DATASET:
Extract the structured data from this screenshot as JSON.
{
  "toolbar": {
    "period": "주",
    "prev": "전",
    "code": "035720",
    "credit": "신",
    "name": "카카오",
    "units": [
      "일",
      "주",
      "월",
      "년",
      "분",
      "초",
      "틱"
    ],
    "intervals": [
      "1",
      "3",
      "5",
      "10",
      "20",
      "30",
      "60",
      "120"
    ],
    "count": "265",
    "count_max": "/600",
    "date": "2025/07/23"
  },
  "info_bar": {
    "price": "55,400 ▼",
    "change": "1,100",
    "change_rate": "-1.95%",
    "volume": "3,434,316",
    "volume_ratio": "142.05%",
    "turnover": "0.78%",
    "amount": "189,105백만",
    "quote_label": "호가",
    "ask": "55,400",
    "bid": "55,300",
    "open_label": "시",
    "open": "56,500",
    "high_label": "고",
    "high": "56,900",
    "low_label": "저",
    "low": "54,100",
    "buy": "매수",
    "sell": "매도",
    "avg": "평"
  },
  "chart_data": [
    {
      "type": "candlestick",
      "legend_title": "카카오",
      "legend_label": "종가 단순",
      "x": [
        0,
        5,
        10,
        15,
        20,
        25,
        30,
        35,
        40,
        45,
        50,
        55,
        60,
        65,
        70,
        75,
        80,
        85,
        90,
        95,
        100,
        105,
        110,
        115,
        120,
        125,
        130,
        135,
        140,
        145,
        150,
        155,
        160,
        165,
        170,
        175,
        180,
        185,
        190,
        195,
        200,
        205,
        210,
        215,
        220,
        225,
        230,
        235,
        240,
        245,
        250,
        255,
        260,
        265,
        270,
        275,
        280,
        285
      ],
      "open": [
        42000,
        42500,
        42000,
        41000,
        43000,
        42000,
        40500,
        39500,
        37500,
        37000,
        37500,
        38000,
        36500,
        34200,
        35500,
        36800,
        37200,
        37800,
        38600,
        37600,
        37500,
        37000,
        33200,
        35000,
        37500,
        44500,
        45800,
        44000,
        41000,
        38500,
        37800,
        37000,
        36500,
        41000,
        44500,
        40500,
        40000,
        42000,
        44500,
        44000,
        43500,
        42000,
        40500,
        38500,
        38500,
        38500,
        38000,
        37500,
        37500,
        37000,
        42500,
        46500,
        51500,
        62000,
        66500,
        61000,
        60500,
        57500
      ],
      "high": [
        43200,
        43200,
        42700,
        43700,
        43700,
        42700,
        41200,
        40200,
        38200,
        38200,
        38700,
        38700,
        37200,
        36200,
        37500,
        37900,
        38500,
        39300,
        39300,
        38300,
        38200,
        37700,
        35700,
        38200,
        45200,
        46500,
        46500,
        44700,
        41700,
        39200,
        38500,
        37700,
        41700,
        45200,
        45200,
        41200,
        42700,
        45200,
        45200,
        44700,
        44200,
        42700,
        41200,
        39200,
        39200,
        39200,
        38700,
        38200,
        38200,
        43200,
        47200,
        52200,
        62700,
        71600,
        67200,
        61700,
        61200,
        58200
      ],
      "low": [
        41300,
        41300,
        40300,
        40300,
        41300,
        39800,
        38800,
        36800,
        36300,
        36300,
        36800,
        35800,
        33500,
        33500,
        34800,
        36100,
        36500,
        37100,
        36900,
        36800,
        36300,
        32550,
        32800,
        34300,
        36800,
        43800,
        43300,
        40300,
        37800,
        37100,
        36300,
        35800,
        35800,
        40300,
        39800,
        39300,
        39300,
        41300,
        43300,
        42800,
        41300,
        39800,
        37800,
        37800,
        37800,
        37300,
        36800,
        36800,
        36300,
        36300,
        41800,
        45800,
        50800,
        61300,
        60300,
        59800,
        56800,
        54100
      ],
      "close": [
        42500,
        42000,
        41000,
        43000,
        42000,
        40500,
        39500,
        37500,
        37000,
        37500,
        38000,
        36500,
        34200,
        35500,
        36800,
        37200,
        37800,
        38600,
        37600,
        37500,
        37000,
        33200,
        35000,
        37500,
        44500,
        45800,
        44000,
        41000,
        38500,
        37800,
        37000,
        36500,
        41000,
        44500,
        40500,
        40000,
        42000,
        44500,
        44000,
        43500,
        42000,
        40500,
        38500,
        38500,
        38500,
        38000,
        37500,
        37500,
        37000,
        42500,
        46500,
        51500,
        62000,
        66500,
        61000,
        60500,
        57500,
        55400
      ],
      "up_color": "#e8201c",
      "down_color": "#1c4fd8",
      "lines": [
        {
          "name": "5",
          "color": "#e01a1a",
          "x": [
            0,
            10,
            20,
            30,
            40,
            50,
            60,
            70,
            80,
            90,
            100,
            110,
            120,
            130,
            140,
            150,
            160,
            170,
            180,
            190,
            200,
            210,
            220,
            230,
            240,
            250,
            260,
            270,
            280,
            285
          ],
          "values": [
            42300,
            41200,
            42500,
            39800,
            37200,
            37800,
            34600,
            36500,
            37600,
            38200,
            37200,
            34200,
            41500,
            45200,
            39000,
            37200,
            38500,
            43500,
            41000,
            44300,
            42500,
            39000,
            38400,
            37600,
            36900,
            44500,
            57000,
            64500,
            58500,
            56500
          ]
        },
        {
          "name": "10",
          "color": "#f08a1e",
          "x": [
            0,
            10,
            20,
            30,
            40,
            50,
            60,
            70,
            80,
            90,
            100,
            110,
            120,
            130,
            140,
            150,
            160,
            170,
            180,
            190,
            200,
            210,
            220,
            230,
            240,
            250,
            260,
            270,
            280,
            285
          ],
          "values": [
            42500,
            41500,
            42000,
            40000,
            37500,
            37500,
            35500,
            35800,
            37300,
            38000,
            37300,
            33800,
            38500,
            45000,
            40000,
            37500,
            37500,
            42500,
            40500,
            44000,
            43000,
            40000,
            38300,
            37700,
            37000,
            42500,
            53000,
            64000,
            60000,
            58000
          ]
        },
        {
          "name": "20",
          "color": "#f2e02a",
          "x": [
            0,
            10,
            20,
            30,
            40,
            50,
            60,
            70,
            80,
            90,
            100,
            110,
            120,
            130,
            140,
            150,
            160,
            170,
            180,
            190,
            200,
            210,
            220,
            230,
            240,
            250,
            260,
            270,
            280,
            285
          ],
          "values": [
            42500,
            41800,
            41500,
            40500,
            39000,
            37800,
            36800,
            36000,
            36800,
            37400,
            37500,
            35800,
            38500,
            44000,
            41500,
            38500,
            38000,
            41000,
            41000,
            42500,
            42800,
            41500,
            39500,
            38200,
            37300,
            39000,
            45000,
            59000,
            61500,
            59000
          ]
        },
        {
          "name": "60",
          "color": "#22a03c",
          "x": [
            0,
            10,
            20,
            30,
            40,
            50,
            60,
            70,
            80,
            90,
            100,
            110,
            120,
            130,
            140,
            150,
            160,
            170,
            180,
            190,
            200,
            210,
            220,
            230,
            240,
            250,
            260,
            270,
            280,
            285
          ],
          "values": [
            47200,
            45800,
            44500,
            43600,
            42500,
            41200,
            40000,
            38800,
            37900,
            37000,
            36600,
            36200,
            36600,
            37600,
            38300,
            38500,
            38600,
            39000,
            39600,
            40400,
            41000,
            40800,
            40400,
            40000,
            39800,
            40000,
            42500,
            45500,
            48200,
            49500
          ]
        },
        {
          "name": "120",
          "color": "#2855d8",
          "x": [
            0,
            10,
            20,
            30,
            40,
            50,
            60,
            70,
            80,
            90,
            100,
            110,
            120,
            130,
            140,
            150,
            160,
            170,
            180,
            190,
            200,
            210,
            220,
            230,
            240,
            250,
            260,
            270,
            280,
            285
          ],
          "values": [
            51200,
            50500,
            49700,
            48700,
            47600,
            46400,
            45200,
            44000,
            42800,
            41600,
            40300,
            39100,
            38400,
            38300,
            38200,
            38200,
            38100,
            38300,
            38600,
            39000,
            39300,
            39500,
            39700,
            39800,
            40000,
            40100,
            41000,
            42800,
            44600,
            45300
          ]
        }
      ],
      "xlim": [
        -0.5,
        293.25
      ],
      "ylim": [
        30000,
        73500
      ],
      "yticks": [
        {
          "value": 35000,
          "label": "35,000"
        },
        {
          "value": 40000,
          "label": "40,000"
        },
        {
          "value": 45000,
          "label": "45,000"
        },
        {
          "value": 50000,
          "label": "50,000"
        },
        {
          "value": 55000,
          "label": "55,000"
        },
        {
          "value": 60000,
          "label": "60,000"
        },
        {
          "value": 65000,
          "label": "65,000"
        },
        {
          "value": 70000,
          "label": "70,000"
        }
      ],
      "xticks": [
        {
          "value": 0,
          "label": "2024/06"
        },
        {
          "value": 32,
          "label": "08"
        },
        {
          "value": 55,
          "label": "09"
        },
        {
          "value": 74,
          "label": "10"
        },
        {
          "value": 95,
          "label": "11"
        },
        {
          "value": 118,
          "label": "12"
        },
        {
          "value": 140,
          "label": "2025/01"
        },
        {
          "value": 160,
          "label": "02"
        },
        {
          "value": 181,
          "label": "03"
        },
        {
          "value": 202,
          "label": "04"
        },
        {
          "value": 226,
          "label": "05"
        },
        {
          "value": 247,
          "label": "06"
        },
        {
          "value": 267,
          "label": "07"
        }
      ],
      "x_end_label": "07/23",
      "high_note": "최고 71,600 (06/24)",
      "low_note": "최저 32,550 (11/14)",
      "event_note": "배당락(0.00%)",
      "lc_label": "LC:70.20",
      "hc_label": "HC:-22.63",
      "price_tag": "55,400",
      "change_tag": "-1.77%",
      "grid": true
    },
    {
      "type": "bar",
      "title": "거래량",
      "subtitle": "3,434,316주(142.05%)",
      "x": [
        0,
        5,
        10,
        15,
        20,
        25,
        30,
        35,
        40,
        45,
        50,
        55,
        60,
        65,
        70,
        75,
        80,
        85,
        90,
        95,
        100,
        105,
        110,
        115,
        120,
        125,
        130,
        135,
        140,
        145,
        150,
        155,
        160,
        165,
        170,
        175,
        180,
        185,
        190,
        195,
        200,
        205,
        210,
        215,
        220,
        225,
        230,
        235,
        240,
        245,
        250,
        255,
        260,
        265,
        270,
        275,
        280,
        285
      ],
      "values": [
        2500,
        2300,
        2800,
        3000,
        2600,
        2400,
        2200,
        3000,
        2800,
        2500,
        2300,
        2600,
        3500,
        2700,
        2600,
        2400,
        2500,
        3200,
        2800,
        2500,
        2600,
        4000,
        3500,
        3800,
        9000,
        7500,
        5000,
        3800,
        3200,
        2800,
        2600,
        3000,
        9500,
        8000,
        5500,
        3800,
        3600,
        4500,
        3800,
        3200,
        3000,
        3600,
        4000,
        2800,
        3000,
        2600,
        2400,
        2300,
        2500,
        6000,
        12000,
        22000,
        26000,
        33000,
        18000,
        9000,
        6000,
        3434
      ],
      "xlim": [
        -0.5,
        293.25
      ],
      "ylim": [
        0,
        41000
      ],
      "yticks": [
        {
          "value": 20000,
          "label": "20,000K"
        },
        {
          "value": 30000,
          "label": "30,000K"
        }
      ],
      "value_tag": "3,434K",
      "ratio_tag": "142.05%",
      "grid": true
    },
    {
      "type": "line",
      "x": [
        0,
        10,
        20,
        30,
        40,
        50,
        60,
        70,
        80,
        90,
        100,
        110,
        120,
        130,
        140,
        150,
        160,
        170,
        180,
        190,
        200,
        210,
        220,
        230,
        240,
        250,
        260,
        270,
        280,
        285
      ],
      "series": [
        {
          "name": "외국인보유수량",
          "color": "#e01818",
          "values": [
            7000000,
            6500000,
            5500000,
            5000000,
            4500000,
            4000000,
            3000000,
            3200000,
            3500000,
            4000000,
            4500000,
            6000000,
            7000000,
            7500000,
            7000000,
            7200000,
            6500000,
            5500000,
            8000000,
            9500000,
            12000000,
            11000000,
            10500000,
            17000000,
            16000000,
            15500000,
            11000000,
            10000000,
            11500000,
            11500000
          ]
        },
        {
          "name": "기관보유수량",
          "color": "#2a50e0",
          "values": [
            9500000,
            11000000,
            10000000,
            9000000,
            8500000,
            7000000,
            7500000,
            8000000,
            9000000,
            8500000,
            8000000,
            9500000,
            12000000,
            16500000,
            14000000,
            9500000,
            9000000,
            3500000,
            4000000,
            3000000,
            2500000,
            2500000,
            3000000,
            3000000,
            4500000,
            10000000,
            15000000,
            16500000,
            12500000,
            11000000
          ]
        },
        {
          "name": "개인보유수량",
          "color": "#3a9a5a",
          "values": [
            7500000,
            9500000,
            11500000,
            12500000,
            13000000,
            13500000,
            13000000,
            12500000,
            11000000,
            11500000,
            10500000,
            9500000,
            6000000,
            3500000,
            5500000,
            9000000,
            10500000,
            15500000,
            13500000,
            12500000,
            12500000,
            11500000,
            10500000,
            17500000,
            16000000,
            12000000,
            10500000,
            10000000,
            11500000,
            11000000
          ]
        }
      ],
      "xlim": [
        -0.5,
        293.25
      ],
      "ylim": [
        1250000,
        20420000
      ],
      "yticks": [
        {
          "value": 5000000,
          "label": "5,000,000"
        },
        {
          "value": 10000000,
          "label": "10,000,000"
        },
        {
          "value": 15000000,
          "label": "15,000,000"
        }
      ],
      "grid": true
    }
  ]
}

GIVEN INSTRUCTION: Consider the entries above and return each line with the string "name".

FINISHED TASK:
    "name": "카카오",
          "name": "5",
          "name": "10",
          "name": "20",
          "name": "60",
          "name": "120",
          "name": "외국인보유수량",
          "name": "기관보유수량",
          "name": "개인보유수량",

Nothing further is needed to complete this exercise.